◆ PROBLEM TO WORK ON:
Copy the entries below, substituting "value-label" for every occurrence of "data-label" and changing nothing else.

[Boxed element entries]
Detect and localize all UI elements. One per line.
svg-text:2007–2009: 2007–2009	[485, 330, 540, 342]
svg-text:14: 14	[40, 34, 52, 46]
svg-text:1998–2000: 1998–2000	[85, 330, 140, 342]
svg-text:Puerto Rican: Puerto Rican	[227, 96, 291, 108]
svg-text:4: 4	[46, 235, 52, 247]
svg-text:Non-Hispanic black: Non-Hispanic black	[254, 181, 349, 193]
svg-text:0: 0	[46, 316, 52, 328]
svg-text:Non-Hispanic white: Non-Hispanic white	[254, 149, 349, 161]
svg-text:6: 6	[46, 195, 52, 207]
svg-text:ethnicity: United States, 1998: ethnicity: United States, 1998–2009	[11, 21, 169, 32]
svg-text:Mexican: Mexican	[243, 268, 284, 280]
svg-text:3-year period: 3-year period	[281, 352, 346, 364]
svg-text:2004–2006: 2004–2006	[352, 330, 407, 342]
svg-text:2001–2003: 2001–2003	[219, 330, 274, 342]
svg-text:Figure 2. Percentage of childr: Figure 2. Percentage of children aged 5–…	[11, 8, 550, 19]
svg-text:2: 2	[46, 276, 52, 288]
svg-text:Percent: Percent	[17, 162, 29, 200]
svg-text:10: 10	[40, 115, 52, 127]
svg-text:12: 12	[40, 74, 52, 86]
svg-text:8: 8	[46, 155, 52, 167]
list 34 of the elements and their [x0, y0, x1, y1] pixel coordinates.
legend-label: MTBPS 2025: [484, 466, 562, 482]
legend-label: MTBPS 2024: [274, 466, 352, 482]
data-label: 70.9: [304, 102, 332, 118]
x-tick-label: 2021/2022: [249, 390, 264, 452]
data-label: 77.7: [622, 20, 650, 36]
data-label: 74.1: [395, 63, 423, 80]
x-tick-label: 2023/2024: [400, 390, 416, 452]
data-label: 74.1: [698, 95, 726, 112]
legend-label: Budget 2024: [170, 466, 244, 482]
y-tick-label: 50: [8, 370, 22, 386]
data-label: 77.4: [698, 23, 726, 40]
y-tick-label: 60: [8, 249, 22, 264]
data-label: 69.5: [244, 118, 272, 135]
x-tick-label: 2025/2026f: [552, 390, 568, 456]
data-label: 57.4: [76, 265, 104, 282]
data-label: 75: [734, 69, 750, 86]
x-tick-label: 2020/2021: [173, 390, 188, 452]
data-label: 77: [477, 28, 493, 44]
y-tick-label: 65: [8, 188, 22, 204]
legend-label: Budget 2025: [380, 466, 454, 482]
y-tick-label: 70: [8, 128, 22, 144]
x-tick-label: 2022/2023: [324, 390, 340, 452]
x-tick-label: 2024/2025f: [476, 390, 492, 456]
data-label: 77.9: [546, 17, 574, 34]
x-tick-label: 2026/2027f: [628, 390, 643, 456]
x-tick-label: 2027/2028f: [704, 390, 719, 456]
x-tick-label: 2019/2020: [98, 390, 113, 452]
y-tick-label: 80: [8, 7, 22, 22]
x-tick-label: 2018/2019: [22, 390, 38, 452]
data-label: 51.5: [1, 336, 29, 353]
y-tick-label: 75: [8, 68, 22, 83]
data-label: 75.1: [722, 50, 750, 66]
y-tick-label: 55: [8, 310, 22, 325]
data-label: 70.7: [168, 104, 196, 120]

◆ SOLUTION TO THE PROBLEM:
Detect and localize all UI elements. One per line.
svg-text:2007–2009: 2007–2009	[485, 330, 540, 342]
svg-text:14: 14	[40, 34, 52, 46]
svg-text:1998–2000: 1998–2000	[85, 330, 140, 342]
svg-text:Puerto Rican: Puerto Rican	[227, 96, 291, 108]
svg-text:4: 4	[46, 235, 52, 247]
svg-text:Non-Hispanic black: Non-Hispanic black	[254, 181, 349, 193]
svg-text:0: 0	[46, 316, 52, 328]
svg-text:Non-Hispanic white: Non-Hispanic white	[254, 149, 349, 161]
svg-text:6: 6	[46, 195, 52, 207]
svg-text:ethnicity: United States, 1998: ethnicity: United States, 1998–2009	[11, 21, 169, 32]
svg-text:Mexican: Mexican	[243, 268, 284, 280]
svg-text:3-year period: 3-year period	[281, 352, 346, 364]
svg-text:2004–2006: 2004–2006	[352, 330, 407, 342]
svg-text:2001–2003: 2001–2003	[219, 330, 274, 342]
svg-text:Figure 2. Percentage of childr: Figure 2. Percentage of children aged 5–…	[11, 8, 550, 19]
svg-text:2: 2	[46, 276, 52, 288]
svg-text:Percent: Percent	[17, 162, 29, 200]
svg-text:10: 10	[40, 115, 52, 127]
svg-text:12: 12	[40, 74, 52, 86]
svg-text:8: 8	[46, 155, 52, 167]
list 34 of the elements and their [x0, y0, x1, y1] pixel coordinates.
legend-label: MTBPS 2025: [484, 466, 562, 482]
legend-label: MTBPS 2024: [274, 466, 352, 482]
value-label: 70.9: [304, 102, 332, 118]
x-tick-label: 2021/2022: [249, 390, 264, 452]
value-label: 77.7: [622, 20, 650, 36]
value-label: 74.1: [395, 63, 423, 80]
x-tick-label: 2023/2024: [400, 390, 416, 452]
value-label: 74.1: [698, 95, 726, 112]
legend-label: Budget 2024: [170, 466, 244, 482]
y-tick-label: 50: [8, 370, 22, 386]
value-label: 77.4: [698, 23, 726, 40]
y-tick-label: 60: [8, 249, 22, 264]
value-label: 69.5: [244, 118, 272, 135]
x-tick-label: 2025/2026f: [552, 390, 568, 456]
value-label: 57.4: [76, 265, 104, 282]
value-label: 75: [734, 69, 750, 86]
x-tick-label: 2020/2021: [173, 390, 188, 452]
value-label: 77: [477, 28, 493, 44]
y-tick-label: 65: [8, 188, 22, 204]
legend-label: Budget 2025: [380, 466, 454, 482]
y-tick-label: 70: [8, 128, 22, 144]
x-tick-label: 2022/2023: [324, 390, 340, 452]
x-tick-label: 2024/2025f: [476, 390, 492, 456]
value-label: 77.9: [546, 17, 574, 34]
x-tick-label: 2026/2027f: [628, 390, 643, 456]
x-tick-label: 2027/2028f: [704, 390, 719, 456]
x-tick-label: 2019/2020: [98, 390, 113, 452]
y-tick-label: 80: [8, 7, 22, 22]
x-tick-label: 2018/2019: [22, 390, 38, 452]
value-label: 51.5: [1, 336, 29, 353]
y-tick-label: 75: [8, 68, 22, 83]
value-label: 75.1: [722, 50, 750, 66]
y-tick-label: 55: [8, 310, 22, 325]
value-label: 70.7: [168, 104, 196, 120]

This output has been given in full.